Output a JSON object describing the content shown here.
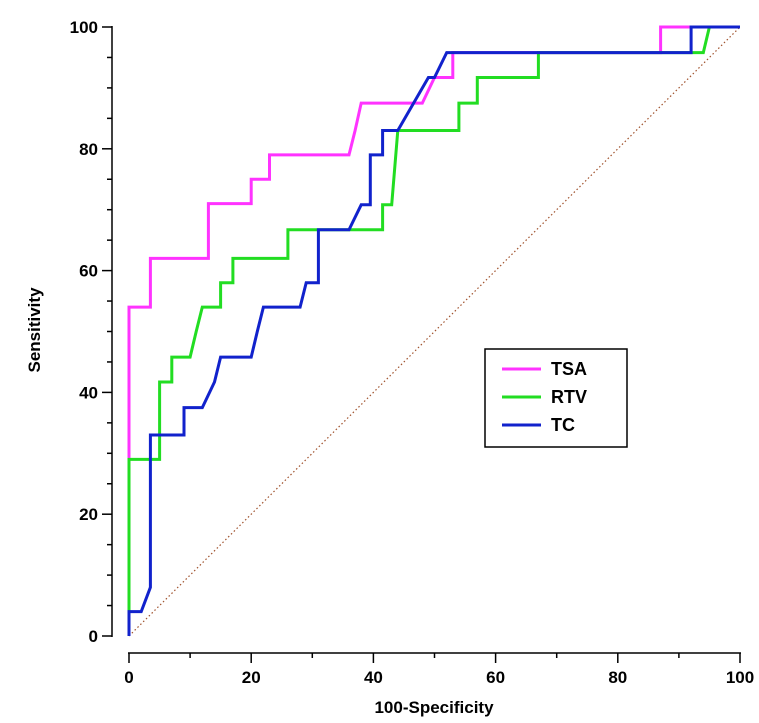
{
  "chart_data": {
    "type": "line",
    "xlabel": "100-Specificity",
    "ylabel": "Sensitivity",
    "xlim": [
      0,
      100
    ],
    "ylim": [
      0,
      100
    ],
    "x_ticks": [
      "0",
      "20",
      "40",
      "60",
      "80",
      "100"
    ],
    "y_ticks": [
      "0",
      "20",
      "40",
      "60",
      "80",
      "100"
    ],
    "grid": false,
    "legend_position": "center-right",
    "reference_line": {
      "style": "dotted",
      "color": "#a0522d",
      "from": [
        0,
        0
      ],
      "to": [
        100,
        100
      ]
    },
    "series": [
      {
        "name": "TSA",
        "color": "#ff33ff",
        "points": [
          [
            0,
            0
          ],
          [
            0,
            54
          ],
          [
            3.5,
            54
          ],
          [
            3.5,
            62
          ],
          [
            13,
            62
          ],
          [
            13,
            71
          ],
          [
            20,
            71
          ],
          [
            20,
            75
          ],
          [
            23,
            75
          ],
          [
            23,
            79
          ],
          [
            36,
            79
          ],
          [
            37,
            83
          ],
          [
            38,
            87.5
          ],
          [
            48,
            87.5
          ],
          [
            50,
            91.7
          ],
          [
            53,
            91.7
          ],
          [
            53,
            95.8
          ],
          [
            87,
            95.8
          ],
          [
            87,
            100
          ],
          [
            100,
            100
          ]
        ]
      },
      {
        "name": "RTV",
        "color": "#22dd22",
        "points": [
          [
            0,
            0
          ],
          [
            0,
            29
          ],
          [
            5,
            29
          ],
          [
            5,
            41.7
          ],
          [
            7,
            41.7
          ],
          [
            7,
            45.8
          ],
          [
            10,
            45.8
          ],
          [
            11,
            50
          ],
          [
            12,
            54
          ],
          [
            15,
            54
          ],
          [
            15,
            58
          ],
          [
            17,
            58
          ],
          [
            17,
            62
          ],
          [
            26,
            62
          ],
          [
            26,
            66.7
          ],
          [
            41.5,
            66.7
          ],
          [
            41.5,
            70.8
          ],
          [
            43,
            70.8
          ],
          [
            44,
            83
          ],
          [
            54,
            83
          ],
          [
            54,
            87.5
          ],
          [
            57,
            87.5
          ],
          [
            57,
            91.7
          ],
          [
            67,
            91.7
          ],
          [
            67,
            95.8
          ],
          [
            94,
            95.8
          ],
          [
            95,
            100
          ],
          [
            100,
            100
          ]
        ]
      },
      {
        "name": "TC",
        "color": "#1122cc",
        "points": [
          [
            0,
            0
          ],
          [
            0,
            4
          ],
          [
            2,
            4
          ],
          [
            3.5,
            8
          ],
          [
            3.5,
            33
          ],
          [
            9,
            33
          ],
          [
            9,
            37.5
          ],
          [
            12,
            37.5
          ],
          [
            14,
            41.7
          ],
          [
            15,
            45.8
          ],
          [
            20,
            45.8
          ],
          [
            21,
            50
          ],
          [
            22,
            54
          ],
          [
            28,
            54
          ],
          [
            29,
            58
          ],
          [
            31,
            58
          ],
          [
            31,
            66.7
          ],
          [
            36,
            66.7
          ],
          [
            38,
            70.8
          ],
          [
            39.5,
            70.8
          ],
          [
            39.5,
            79
          ],
          [
            41.5,
            79
          ],
          [
            41.5,
            83
          ],
          [
            44,
            83
          ],
          [
            49,
            91.7
          ],
          [
            50,
            91.7
          ],
          [
            52,
            95.8
          ],
          [
            92,
            95.8
          ],
          [
            92,
            100
          ],
          [
            100,
            100
          ]
        ]
      }
    ]
  }
}
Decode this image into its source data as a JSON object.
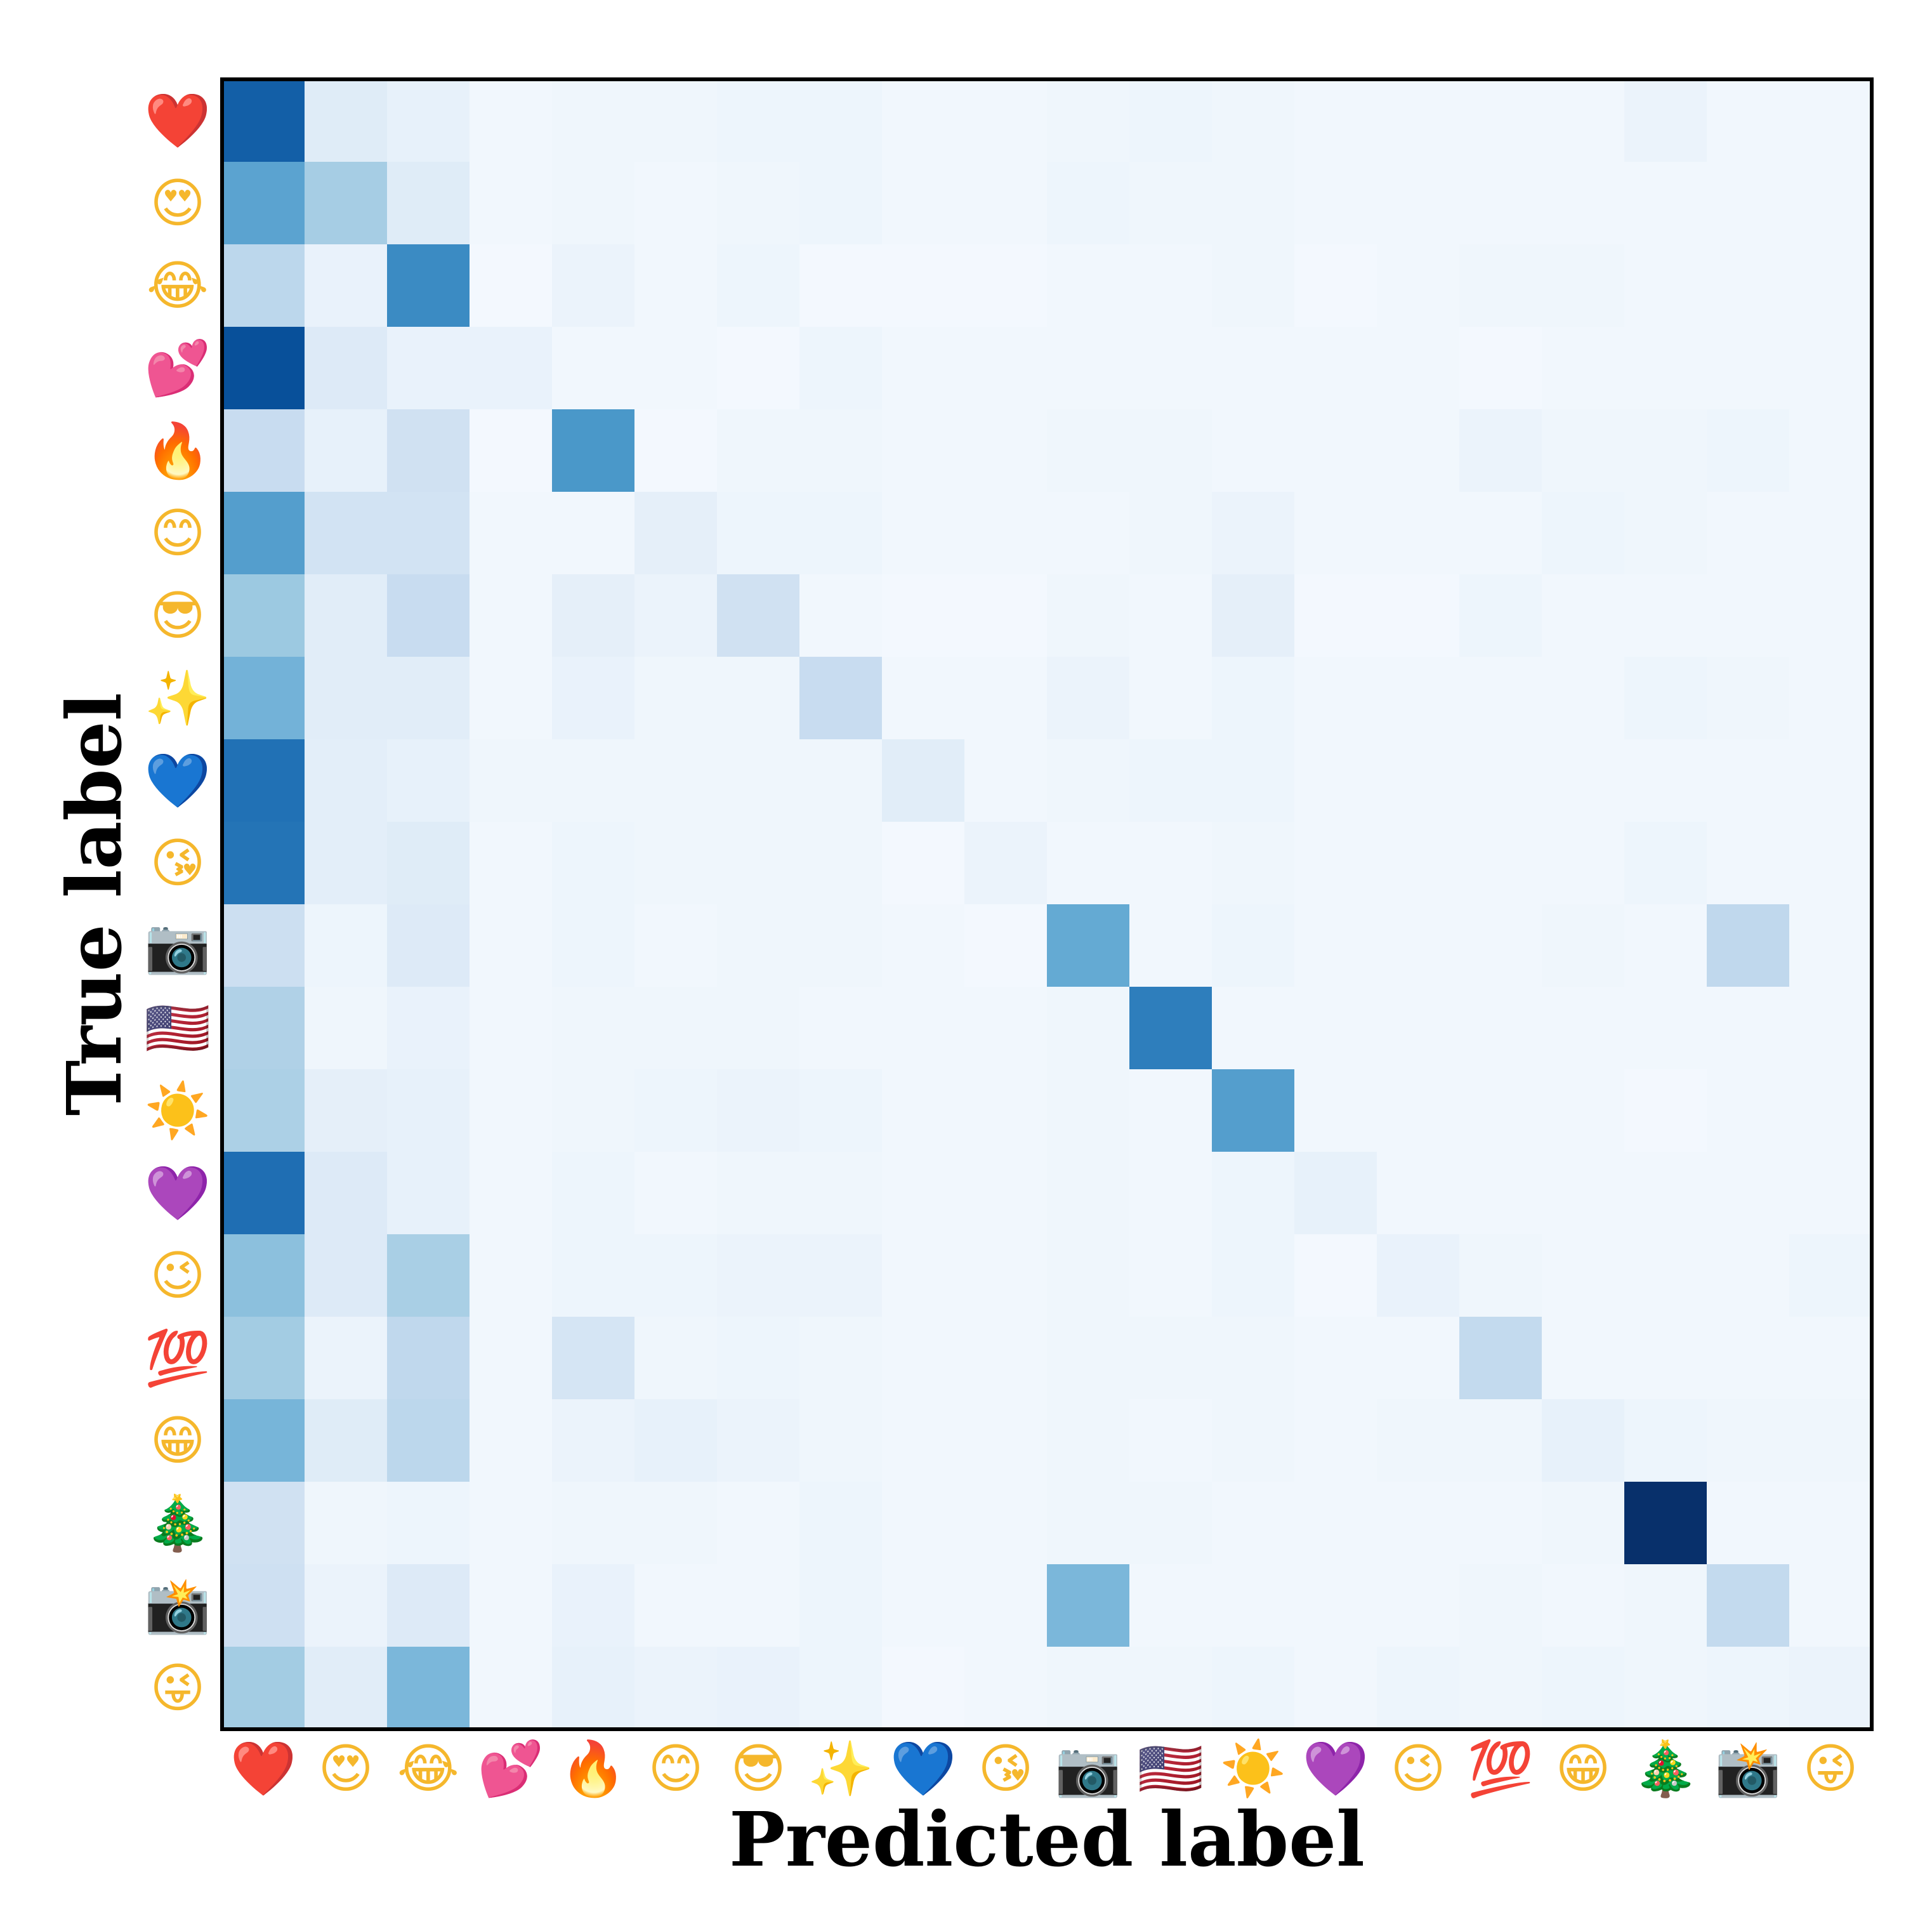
{
  "chart_data": {
    "type": "heatmap",
    "colormap": "Blues",
    "value_range": [
      0,
      1
    ],
    "xlabel": "Predicted label",
    "ylabel": "True label",
    "x_categories": [
      "❤️",
      "😍",
      "😂",
      "💕",
      "🔥",
      "😊",
      "😎",
      "✨",
      "💙",
      "😘",
      "📷",
      "🇺🇸",
      "☀️",
      "💜",
      "😉",
      "💯",
      "😁",
      "🎄",
      "📸",
      "😜"
    ],
    "y_categories": [
      "❤️",
      "😍",
      "😂",
      "💕",
      "🔥",
      "😊",
      "😎",
      "✨",
      "💙",
      "😘",
      "📷",
      "🇺🇸",
      "☀️",
      "💜",
      "😉",
      "💯",
      "😁",
      "🎄",
      "📸",
      "😜"
    ],
    "category_colors": [
      "#e0272a",
      "#f5b72c",
      "#f5b72c",
      "#e94aa6",
      "#f07a1c",
      "#f5b72c",
      "#f5b72c",
      "#f4cf3a",
      "#1d7cf2",
      "#f5b72c",
      "#555b60",
      "#2a4d9c",
      "#f5b72c",
      "#8d3ee6",
      "#f5b72c",
      "#d81e1e",
      "#f5b72c",
      "#2f8a3b",
      "#6f6f6f",
      "#f5b72c"
    ],
    "matrix": [
      [
        0.82,
        0.12,
        0.08,
        0.03,
        0.04,
        0.04,
        0.05,
        0.05,
        0.03,
        0.03,
        0.04,
        0.05,
        0.04,
        0.03,
        0.03,
        0.03,
        0.03,
        0.06,
        0.03,
        0.03
      ],
      [
        0.55,
        0.35,
        0.12,
        0.03,
        0.04,
        0.03,
        0.04,
        0.05,
        0.03,
        0.03,
        0.05,
        0.04,
        0.04,
        0.03,
        0.03,
        0.03,
        0.03,
        0.03,
        0.03,
        0.03
      ],
      [
        0.28,
        0.07,
        0.65,
        0.02,
        0.06,
        0.03,
        0.05,
        0.02,
        0.02,
        0.02,
        0.03,
        0.03,
        0.04,
        0.02,
        0.03,
        0.04,
        0.04,
        0.03,
        0.03,
        0.03
      ],
      [
        0.88,
        0.13,
        0.07,
        0.07,
        0.03,
        0.03,
        0.02,
        0.05,
        0.03,
        0.03,
        0.03,
        0.03,
        0.03,
        0.03,
        0.03,
        0.02,
        0.03,
        0.03,
        0.03,
        0.03
      ],
      [
        0.24,
        0.08,
        0.2,
        0.02,
        0.6,
        0.02,
        0.04,
        0.04,
        0.03,
        0.03,
        0.04,
        0.04,
        0.03,
        0.03,
        0.03,
        0.06,
        0.04,
        0.04,
        0.05,
        0.03
      ],
      [
        0.57,
        0.19,
        0.19,
        0.03,
        0.03,
        0.09,
        0.05,
        0.05,
        0.03,
        0.03,
        0.03,
        0.04,
        0.06,
        0.03,
        0.03,
        0.03,
        0.05,
        0.04,
        0.03,
        0.03
      ],
      [
        0.38,
        0.11,
        0.24,
        0.03,
        0.09,
        0.06,
        0.2,
        0.03,
        0.02,
        0.02,
        0.04,
        0.03,
        0.09,
        0.02,
        0.02,
        0.05,
        0.03,
        0.03,
        0.03,
        0.03
      ],
      [
        0.48,
        0.11,
        0.11,
        0.03,
        0.07,
        0.04,
        0.04,
        0.24,
        0.03,
        0.03,
        0.06,
        0.03,
        0.05,
        0.03,
        0.03,
        0.03,
        0.03,
        0.05,
        0.04,
        0.03
      ],
      [
        0.75,
        0.1,
        0.08,
        0.04,
        0.04,
        0.04,
        0.04,
        0.04,
        0.11,
        0.03,
        0.04,
        0.05,
        0.05,
        0.03,
        0.03,
        0.03,
        0.03,
        0.03,
        0.03,
        0.03
      ],
      [
        0.74,
        0.1,
        0.12,
        0.03,
        0.05,
        0.04,
        0.04,
        0.04,
        0.02,
        0.06,
        0.03,
        0.03,
        0.04,
        0.03,
        0.03,
        0.03,
        0.03,
        0.05,
        0.03,
        0.03
      ],
      [
        0.22,
        0.05,
        0.13,
        0.03,
        0.05,
        0.03,
        0.04,
        0.04,
        0.03,
        0.02,
        0.52,
        0.03,
        0.05,
        0.03,
        0.03,
        0.03,
        0.04,
        0.03,
        0.27,
        0.03
      ],
      [
        0.32,
        0.04,
        0.07,
        0.03,
        0.04,
        0.04,
        0.04,
        0.03,
        0.03,
        0.03,
        0.04,
        0.7,
        0.03,
        0.03,
        0.03,
        0.03,
        0.03,
        0.03,
        0.03,
        0.03
      ],
      [
        0.33,
        0.09,
        0.08,
        0.03,
        0.04,
        0.05,
        0.06,
        0.05,
        0.03,
        0.03,
        0.04,
        0.03,
        0.57,
        0.03,
        0.03,
        0.03,
        0.03,
        0.02,
        0.03,
        0.03
      ],
      [
        0.76,
        0.13,
        0.08,
        0.03,
        0.05,
        0.03,
        0.04,
        0.04,
        0.03,
        0.03,
        0.04,
        0.03,
        0.05,
        0.08,
        0.03,
        0.03,
        0.03,
        0.03,
        0.03,
        0.03
      ],
      [
        0.42,
        0.13,
        0.34,
        0.03,
        0.05,
        0.05,
        0.06,
        0.06,
        0.03,
        0.03,
        0.04,
        0.03,
        0.05,
        0.02,
        0.07,
        0.04,
        0.03,
        0.03,
        0.03,
        0.05
      ],
      [
        0.36,
        0.06,
        0.27,
        0.03,
        0.17,
        0.04,
        0.05,
        0.04,
        0.03,
        0.03,
        0.04,
        0.04,
        0.04,
        0.03,
        0.03,
        0.26,
        0.03,
        0.03,
        0.03,
        0.03
      ],
      [
        0.47,
        0.12,
        0.28,
        0.03,
        0.06,
        0.08,
        0.06,
        0.04,
        0.03,
        0.03,
        0.04,
        0.03,
        0.04,
        0.03,
        0.04,
        0.04,
        0.08,
        0.05,
        0.04,
        0.04
      ],
      [
        0.2,
        0.04,
        0.05,
        0.03,
        0.04,
        0.04,
        0.03,
        0.05,
        0.03,
        0.03,
        0.04,
        0.04,
        0.03,
        0.03,
        0.03,
        0.03,
        0.04,
        1.0,
        0.03,
        0.03
      ],
      [
        0.21,
        0.06,
        0.13,
        0.03,
        0.07,
        0.03,
        0.03,
        0.05,
        0.03,
        0.03,
        0.46,
        0.03,
        0.03,
        0.03,
        0.03,
        0.04,
        0.03,
        0.04,
        0.26,
        0.03
      ],
      [
        0.36,
        0.11,
        0.46,
        0.03,
        0.08,
        0.06,
        0.07,
        0.05,
        0.02,
        0.03,
        0.04,
        0.04,
        0.05,
        0.03,
        0.05,
        0.04,
        0.05,
        0.04,
        0.05,
        0.06
      ]
    ]
  }
}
++++++++++++++++++++
_Task description_. List each line holding the string "xlabel".

_Complete answer_.
    "xlabel": "100-Specificity",
    "xlabel": "Predicted label",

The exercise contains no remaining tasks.